Task details:
Only lines with the word "init" are needed; collect each of them from the listing below.

Records provided:
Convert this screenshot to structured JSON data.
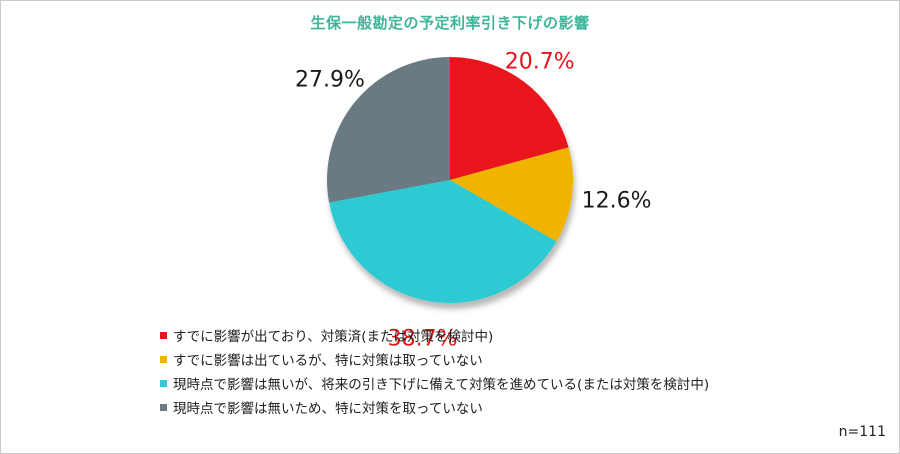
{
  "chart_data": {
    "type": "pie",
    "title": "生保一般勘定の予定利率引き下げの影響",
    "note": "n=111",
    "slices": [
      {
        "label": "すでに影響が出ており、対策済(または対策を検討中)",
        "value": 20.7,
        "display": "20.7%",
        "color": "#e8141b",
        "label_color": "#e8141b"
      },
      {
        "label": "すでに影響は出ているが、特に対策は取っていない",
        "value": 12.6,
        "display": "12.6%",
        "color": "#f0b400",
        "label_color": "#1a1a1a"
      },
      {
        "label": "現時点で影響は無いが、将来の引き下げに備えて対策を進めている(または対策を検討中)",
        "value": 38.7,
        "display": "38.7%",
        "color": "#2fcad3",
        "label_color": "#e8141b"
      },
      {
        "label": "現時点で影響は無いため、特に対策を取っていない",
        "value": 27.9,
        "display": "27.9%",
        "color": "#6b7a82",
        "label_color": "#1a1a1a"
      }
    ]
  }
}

==

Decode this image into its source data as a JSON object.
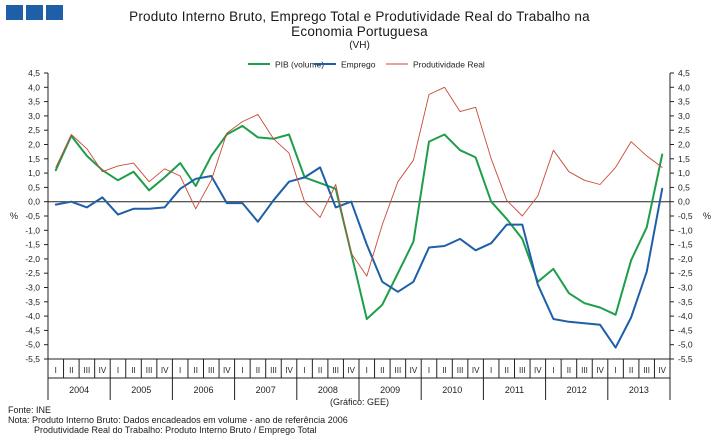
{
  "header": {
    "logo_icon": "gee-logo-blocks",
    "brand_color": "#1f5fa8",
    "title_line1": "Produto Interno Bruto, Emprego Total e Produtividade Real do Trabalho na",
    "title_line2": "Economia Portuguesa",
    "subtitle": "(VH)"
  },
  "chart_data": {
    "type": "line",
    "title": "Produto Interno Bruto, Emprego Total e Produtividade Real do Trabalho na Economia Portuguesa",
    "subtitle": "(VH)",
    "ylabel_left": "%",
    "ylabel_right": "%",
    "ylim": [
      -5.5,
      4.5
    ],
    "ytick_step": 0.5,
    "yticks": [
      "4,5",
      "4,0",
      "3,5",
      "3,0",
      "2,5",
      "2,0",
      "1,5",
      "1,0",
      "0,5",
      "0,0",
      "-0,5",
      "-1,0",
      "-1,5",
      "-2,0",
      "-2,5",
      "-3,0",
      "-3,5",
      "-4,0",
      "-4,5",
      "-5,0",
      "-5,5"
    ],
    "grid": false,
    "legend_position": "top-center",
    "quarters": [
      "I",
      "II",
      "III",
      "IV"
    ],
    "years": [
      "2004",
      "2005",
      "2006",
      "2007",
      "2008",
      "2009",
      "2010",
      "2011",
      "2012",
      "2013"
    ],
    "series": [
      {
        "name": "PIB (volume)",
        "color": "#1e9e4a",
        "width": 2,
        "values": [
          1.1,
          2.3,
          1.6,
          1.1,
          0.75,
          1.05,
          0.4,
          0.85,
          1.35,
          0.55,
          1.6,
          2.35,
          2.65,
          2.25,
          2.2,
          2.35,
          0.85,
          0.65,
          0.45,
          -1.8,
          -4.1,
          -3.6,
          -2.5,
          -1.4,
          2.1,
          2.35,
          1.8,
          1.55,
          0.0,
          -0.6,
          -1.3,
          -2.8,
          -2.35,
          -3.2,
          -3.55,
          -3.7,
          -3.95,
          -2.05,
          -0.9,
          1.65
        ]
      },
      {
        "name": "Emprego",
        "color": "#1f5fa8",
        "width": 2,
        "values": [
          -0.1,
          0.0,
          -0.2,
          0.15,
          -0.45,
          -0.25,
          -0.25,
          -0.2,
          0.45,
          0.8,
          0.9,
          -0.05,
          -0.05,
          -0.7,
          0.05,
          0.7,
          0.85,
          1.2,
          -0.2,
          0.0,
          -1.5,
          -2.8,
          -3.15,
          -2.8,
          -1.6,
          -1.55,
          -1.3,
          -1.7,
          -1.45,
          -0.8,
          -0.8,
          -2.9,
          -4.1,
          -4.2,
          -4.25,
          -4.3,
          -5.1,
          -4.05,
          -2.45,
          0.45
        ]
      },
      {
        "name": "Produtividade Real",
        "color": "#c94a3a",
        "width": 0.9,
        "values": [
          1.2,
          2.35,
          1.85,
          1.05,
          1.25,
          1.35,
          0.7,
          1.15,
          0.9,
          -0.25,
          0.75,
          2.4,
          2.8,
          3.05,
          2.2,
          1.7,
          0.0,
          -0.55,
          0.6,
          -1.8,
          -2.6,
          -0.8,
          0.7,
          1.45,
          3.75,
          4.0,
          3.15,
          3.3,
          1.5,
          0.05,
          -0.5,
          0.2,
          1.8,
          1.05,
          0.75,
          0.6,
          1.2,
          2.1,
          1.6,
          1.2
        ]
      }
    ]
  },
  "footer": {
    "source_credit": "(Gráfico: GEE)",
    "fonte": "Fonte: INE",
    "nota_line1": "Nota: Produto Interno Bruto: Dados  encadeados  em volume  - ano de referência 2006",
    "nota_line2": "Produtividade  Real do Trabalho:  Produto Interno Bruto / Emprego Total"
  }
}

--

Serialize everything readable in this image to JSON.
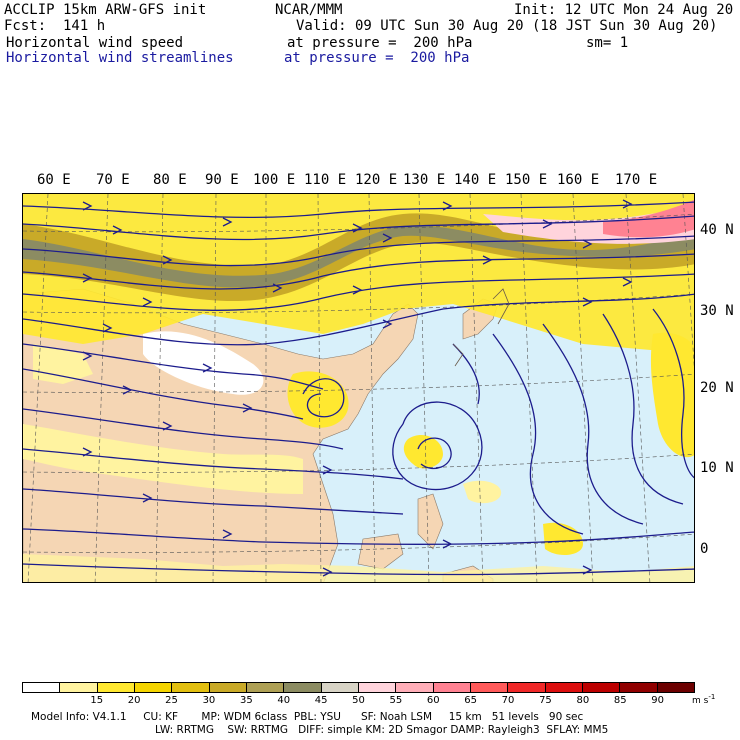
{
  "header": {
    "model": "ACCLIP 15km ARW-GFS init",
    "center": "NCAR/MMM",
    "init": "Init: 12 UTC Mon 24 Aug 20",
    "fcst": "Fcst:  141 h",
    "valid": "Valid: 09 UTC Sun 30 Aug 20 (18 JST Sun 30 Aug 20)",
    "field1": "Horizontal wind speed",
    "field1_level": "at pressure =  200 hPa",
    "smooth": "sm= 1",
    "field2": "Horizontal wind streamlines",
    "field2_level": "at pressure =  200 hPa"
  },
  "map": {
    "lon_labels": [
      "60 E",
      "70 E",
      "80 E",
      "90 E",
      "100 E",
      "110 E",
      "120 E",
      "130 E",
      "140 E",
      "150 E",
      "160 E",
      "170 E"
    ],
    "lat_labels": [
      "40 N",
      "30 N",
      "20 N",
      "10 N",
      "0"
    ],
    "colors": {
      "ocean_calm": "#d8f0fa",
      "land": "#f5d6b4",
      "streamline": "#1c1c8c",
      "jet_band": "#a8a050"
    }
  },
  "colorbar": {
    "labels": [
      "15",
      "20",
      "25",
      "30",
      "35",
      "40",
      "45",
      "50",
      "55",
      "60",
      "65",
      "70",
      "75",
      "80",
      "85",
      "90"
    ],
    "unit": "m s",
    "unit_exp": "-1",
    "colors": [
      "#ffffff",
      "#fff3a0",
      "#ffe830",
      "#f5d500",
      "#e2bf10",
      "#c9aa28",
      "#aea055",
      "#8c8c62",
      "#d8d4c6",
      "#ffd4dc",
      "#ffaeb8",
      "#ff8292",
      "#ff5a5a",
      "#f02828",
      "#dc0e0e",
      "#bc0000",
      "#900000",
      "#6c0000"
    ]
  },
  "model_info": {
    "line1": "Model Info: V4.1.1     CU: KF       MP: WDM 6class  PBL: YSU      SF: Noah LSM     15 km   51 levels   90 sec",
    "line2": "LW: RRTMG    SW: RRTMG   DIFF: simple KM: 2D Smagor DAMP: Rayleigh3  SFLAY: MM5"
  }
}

Finished answer:
    "model": "ACCLIP 15km ARW-GFS init",
    "init": "Init: 12 UTC Mon 24 Aug 20",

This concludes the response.